Data for processing:
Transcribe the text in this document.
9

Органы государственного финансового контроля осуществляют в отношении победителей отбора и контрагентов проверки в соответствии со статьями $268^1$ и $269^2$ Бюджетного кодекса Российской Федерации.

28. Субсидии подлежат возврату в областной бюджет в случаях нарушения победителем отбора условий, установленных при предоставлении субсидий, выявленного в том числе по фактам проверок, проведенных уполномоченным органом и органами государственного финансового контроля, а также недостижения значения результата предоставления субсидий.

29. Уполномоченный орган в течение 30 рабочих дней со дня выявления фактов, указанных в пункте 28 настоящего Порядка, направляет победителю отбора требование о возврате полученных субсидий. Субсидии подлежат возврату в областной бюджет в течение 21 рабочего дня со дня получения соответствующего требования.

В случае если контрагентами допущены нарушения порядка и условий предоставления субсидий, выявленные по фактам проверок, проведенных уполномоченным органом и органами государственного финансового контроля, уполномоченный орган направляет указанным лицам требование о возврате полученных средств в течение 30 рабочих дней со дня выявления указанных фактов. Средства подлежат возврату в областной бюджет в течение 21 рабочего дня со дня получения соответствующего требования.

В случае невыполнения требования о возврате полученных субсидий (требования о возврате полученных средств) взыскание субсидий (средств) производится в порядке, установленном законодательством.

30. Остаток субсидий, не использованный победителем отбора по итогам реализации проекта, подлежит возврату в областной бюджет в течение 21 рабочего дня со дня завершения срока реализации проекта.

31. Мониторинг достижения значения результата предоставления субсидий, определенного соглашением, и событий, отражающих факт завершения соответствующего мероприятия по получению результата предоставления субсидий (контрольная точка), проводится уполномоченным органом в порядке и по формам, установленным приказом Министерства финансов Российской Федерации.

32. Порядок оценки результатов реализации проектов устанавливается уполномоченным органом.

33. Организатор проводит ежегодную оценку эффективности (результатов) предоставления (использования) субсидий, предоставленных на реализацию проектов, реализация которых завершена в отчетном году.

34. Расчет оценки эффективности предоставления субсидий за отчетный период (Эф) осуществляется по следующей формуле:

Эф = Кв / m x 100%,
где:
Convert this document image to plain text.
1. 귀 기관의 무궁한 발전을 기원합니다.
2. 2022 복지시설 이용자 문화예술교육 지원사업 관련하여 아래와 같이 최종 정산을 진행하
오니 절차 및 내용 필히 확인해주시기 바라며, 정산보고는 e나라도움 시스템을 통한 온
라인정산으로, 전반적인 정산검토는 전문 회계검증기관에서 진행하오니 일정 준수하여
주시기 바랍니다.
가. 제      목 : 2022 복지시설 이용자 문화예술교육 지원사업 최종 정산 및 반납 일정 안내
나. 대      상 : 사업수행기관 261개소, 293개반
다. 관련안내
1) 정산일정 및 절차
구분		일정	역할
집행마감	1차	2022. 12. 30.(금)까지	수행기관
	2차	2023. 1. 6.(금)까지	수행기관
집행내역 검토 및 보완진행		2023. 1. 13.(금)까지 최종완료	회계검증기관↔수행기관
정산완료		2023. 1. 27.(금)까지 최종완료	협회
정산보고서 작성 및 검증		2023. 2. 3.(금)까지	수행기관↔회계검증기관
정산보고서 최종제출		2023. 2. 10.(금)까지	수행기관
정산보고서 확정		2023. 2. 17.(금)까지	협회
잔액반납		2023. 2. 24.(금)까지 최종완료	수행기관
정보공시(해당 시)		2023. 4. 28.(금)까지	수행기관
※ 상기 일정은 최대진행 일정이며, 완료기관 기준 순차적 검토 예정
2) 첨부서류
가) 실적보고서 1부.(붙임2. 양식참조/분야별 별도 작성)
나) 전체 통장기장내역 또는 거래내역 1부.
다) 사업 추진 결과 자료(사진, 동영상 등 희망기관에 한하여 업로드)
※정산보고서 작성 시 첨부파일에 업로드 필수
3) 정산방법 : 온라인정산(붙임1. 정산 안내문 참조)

Work instructions:
Repeat the records above in full, character for character.

Answer for the task:
Transcribe the text in this document.
9

Органы государственного финансового контроля осуществляют в отношении победителей отбора и контрагентов проверки в соответствии со статьями $268^1$ и $269^2$ Бюджетного кодекса Российской Федерации.

28. Субсидии подлежат возврату в областной бюджет в случаях нарушения победителем отбора условий, установленных при предоставлении субсидий, выявленного в том числе по фактам проверок, проведенных уполномоченным органом и органами государственного финансового контроля, а также недостижения значения результата предоставления субсидий.

29. Уполномоченный орган в течение 30 рабочих дней со дня выявления фактов, указанных в пункте 28 настоящего Порядка, направляет победителю отбора требование о возврате полученных субсидий. Субсидии подлежат возврату в областной бюджет в течение 21 рабочего дня со дня получения соответствующего требования.

В случае если контрагентами допущены нарушения порядка и условий предоставления субсидий, выявленные по фактам проверок, проведенных уполномоченным органом и органами государственного финансового контроля, уполномоченный орган направляет указанным лицам требование о возврате полученных средств в течение 30 рабочих дней со дня выявления указанных фактов. Средства подлежат возврату в областной бюджет в течение 21 рабочего дня со дня получения соответствующего требования.

В случае невыполнения требования о возврате полученных субсидий (требования о возврате полученных средств) взыскание субсидий (средств) производится в порядке, установленном законодательством.

30. Остаток субсидий, не использованный победителем отбора по итогам реализации проекта, подлежит возврату в областной бюджет в течение 21 рабочего дня со дня завершения срока реализации проекта.

31. Мониторинг достижения значения результата предоставления субсидий, определенного соглашением, и событий, отражающих факт завершения соответствующего мероприятия по получению результата предоставления субсидий (контрольная точка), проводится уполномоченным органом в порядке и по формам, установленным приказом Министерства финансов Российской Федерации.

32. Порядок оценки результатов реализации проектов устанавливается уполномоченным органом.

33. Организатор проводит ежегодную оценку эффективности (результатов) предоставления (использования) субсидий, предоставленных на реализацию проектов, реализация которых завершена в отчетном году.

34. Расчет оценки эффективности предоставления субсидий за отчетный период (Эф) осуществляется по следующей формуле:

Эф = Кв / m x 100%,
где:
Convert this document image to plain text.
1. 귀 기관의 무궁한 발전을 기원합니다.
2. 2022 복지시설 이용자 문화예술교육 지원사업 관련하여 아래와 같이 최종 정산을 진행하
오니 절차 및 내용 필히 확인해주시기 바라며, 정산보고는 e나라도움 시스템을 통한 온
라인정산으로, 전반적인 정산검토는 전문 회계검증기관에서 진행하오니 일정 준수하여
주시기 바랍니다.
가. 제      목 : 2022 복지시설 이용자 문화예술교육 지원사업 최종 정산 및 반납 일정 안내
나. 대      상 : 사업수행기관 261개소, 293개반
다. 관련안내
1) 정산일정 및 절차
구분		일정	역할
집행마감	1차	2022. 12. 30.(금)까지	수행기관
	2차	2023. 1. 6.(금)까지	수행기관
집행내역 검토 및 보완진행		2023. 1. 13.(금)까지 최종완료	회계검증기관↔수행기관
정산완료		2023. 1. 27.(금)까지 최종완료	협회
정산보고서 작성 및 검증		2023. 2. 3.(금)까지	수행기관↔회계검증기관
정산보고서 최종제출		2023. 2. 10.(금)까지	수행기관
정산보고서 확정		2023. 2. 17.(금)까지	협회
잔액반납		2023. 2. 24.(금)까지 최종완료	수행기관
정보공시(해당 시)		2023. 4. 28.(금)까지	수행기관
※ 상기 일정은 최대진행 일정이며, 완료기관 기준 순차적 검토 예정
2) 첨부서류
가) 실적보고서 1부.(붙임2. 양식참조/분야별 별도 작성)
나) 전체 통장기장내역 또는 거래내역 1부.
다) 사업 추진 결과 자료(사진, 동영상 등 희망기관에 한하여 업로드)
※정산보고서 작성 시 첨부파일에 업로드 필수
3) 정산방법 : 온라인정산(붙임1. 정산 안내문 참조)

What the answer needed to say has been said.